• [EXERCISE AIM]
Go through the listing below and gather every line with the word "APARECIDA".

*** DATA PROVIDED

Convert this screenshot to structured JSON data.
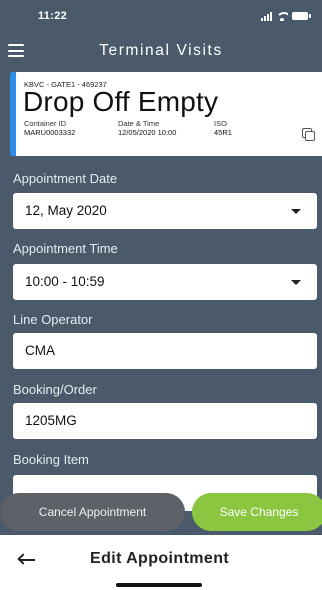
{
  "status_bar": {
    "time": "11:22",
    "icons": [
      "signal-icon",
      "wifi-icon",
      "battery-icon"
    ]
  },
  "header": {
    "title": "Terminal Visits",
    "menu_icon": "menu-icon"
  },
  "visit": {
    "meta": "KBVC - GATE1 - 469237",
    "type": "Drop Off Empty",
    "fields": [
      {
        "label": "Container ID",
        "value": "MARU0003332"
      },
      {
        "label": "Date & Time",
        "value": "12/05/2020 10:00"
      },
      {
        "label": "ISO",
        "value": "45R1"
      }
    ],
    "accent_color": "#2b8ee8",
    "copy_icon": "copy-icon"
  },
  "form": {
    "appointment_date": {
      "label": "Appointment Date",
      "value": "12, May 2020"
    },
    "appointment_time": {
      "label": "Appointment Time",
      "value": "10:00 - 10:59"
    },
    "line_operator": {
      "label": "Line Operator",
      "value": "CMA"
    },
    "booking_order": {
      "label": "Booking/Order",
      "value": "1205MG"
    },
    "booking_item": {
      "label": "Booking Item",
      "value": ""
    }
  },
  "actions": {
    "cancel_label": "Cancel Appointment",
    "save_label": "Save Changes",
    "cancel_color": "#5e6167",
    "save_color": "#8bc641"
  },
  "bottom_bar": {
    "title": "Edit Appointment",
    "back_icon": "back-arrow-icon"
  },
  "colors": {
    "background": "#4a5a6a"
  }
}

******
*** DATA PROVIDED

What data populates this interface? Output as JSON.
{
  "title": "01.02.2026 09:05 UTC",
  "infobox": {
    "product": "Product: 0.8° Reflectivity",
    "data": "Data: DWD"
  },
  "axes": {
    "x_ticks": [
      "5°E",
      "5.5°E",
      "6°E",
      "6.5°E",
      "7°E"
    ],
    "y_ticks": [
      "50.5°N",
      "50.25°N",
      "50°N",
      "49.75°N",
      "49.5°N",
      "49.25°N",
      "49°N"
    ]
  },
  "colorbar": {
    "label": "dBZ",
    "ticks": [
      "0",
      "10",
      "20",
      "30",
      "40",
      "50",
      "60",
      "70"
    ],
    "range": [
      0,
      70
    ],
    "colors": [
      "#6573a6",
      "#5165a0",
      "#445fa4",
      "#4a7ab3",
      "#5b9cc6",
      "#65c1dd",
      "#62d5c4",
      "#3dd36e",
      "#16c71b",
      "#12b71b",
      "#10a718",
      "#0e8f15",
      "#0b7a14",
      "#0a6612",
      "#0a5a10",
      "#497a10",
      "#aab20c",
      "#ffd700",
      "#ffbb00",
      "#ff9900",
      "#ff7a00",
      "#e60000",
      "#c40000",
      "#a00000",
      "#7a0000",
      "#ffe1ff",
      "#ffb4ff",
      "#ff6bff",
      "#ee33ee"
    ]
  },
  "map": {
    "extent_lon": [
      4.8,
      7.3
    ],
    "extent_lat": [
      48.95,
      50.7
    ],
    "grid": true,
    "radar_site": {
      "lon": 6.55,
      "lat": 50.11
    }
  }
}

******
*** DATA PROVIDED

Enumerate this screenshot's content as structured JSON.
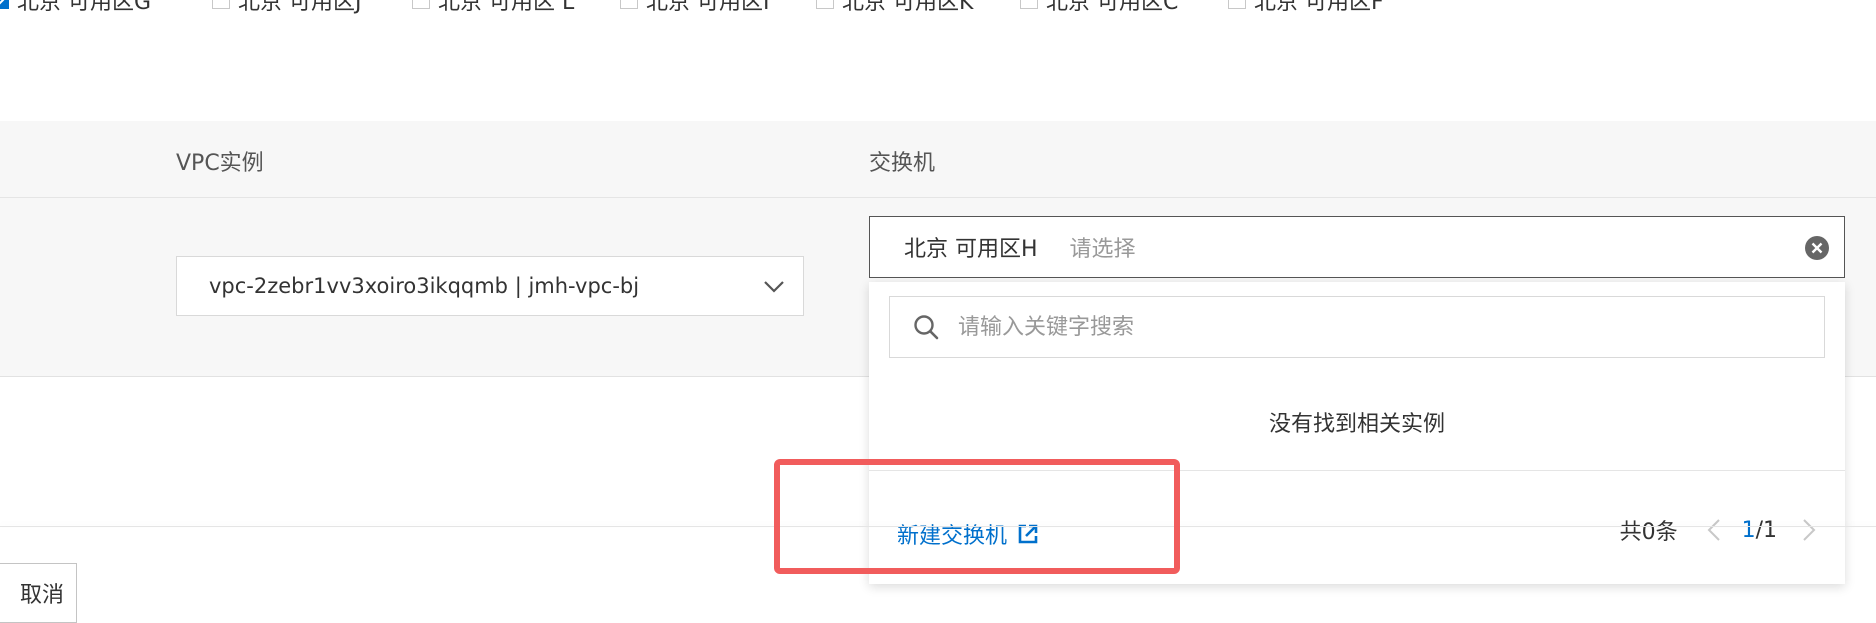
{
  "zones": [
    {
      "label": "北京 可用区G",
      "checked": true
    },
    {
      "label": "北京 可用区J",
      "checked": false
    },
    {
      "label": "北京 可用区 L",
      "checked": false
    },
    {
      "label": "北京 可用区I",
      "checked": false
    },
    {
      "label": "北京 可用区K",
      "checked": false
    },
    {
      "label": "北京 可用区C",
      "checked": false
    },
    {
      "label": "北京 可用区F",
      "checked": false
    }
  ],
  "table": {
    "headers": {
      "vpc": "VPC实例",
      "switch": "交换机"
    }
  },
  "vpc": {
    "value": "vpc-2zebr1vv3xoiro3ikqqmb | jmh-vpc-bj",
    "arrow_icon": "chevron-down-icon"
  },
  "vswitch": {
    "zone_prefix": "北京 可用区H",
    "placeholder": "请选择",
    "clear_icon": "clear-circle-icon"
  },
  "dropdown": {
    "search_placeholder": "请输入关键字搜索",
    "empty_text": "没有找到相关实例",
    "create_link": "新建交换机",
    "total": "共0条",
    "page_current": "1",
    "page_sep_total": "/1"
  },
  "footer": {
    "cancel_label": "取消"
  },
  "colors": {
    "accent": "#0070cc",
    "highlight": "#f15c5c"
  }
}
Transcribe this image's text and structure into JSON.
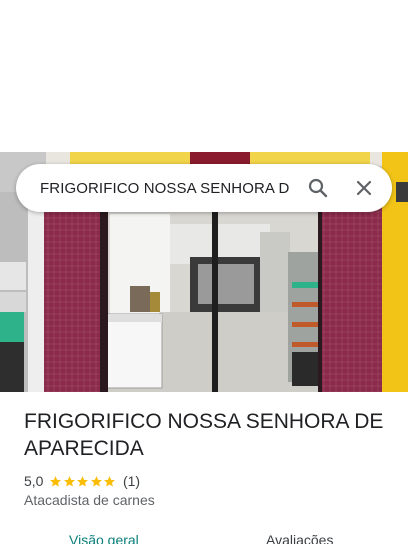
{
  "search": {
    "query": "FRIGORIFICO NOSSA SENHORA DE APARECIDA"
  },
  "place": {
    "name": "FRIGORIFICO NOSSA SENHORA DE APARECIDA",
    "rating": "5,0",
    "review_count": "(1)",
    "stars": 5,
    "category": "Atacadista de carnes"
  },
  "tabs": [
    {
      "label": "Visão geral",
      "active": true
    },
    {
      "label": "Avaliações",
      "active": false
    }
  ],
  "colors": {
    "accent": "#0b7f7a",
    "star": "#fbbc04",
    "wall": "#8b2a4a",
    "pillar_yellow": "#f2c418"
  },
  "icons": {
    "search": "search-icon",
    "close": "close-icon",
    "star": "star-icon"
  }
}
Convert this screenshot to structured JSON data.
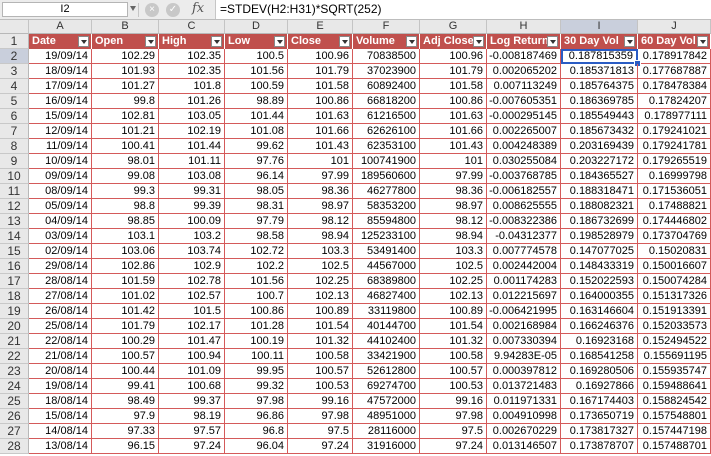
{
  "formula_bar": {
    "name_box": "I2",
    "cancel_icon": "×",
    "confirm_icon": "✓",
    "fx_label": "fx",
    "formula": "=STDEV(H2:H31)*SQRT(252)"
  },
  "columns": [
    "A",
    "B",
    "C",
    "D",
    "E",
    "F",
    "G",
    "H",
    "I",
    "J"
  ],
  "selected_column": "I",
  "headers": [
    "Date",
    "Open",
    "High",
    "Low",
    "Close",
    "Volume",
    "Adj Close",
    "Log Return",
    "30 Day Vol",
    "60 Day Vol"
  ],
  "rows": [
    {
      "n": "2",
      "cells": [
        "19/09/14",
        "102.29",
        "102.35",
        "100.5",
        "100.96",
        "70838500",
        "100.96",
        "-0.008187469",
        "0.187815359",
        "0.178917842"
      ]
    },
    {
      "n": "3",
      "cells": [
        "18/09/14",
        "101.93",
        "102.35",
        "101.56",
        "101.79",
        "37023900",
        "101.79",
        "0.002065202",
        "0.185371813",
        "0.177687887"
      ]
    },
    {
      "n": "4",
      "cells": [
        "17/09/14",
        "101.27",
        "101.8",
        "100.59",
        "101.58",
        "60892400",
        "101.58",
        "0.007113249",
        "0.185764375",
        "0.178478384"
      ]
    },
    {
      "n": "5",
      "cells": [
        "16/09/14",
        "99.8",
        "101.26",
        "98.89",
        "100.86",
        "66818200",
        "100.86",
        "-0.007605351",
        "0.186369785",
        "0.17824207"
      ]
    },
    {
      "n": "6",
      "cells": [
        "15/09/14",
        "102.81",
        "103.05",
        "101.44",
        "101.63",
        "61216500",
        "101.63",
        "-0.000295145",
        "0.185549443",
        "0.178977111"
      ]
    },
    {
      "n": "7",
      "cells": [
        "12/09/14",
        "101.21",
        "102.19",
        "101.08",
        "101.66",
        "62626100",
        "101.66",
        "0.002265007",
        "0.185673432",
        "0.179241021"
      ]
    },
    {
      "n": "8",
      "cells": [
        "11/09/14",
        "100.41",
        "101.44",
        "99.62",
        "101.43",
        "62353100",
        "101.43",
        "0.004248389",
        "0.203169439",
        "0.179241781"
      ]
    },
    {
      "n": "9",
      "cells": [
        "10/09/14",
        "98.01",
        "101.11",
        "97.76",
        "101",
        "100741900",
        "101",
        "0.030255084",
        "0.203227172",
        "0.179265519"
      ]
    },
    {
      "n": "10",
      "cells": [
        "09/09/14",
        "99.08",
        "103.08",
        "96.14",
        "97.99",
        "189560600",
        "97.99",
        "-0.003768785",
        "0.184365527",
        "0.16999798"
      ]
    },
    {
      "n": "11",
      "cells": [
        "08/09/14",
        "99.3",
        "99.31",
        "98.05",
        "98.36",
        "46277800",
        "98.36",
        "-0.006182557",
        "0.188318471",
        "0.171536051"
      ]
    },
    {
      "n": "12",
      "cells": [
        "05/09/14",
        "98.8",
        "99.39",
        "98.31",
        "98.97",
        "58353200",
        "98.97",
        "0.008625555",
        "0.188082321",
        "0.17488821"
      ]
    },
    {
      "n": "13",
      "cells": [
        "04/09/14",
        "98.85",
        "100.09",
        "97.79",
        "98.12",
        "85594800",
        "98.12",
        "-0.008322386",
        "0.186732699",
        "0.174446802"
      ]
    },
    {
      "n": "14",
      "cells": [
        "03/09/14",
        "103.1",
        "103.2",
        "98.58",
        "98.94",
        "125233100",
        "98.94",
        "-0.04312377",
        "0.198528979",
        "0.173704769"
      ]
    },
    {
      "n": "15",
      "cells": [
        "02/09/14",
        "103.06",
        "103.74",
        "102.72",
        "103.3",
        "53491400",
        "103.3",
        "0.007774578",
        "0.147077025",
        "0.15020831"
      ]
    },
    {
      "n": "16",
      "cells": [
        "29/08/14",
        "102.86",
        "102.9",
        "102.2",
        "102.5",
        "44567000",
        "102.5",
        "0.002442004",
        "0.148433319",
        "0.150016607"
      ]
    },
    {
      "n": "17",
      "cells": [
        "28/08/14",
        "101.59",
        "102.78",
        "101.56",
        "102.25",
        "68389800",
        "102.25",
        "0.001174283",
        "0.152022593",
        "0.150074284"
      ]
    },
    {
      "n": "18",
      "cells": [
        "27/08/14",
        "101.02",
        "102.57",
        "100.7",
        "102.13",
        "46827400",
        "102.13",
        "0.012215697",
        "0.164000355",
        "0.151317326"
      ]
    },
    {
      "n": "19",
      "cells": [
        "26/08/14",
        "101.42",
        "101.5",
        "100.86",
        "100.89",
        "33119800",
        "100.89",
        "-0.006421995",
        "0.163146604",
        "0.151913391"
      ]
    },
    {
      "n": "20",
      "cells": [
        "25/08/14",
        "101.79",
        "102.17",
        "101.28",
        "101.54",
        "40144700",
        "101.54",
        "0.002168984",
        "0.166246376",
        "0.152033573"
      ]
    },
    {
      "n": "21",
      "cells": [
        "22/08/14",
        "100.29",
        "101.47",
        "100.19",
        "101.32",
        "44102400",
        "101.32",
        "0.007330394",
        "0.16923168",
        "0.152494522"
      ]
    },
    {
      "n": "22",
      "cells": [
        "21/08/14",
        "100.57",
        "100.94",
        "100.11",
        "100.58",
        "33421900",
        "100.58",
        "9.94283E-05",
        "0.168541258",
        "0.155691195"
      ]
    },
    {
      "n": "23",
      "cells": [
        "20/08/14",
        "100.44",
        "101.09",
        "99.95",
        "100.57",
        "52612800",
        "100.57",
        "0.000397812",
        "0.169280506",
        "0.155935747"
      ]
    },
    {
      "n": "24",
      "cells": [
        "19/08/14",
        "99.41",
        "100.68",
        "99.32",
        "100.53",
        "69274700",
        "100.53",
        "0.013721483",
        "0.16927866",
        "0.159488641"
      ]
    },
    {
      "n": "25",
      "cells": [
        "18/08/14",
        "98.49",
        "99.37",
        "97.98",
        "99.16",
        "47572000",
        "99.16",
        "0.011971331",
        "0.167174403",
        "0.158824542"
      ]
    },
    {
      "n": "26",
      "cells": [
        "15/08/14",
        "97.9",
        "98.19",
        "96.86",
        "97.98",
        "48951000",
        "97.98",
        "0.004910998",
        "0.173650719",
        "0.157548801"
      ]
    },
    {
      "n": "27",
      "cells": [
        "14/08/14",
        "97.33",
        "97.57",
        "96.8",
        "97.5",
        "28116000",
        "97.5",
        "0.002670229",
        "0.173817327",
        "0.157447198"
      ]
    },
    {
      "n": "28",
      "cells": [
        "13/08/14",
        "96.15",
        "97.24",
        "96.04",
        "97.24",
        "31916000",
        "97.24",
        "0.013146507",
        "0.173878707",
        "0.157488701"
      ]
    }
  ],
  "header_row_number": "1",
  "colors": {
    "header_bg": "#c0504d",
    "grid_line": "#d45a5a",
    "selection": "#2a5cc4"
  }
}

******

• [FINISHED TASK]
    "query": "FRIGORIFICO NOSSA SENHORA DE APARECIDA"
    "name": "FRIGORIFICO NOSSA SENHORA DE APARECIDA",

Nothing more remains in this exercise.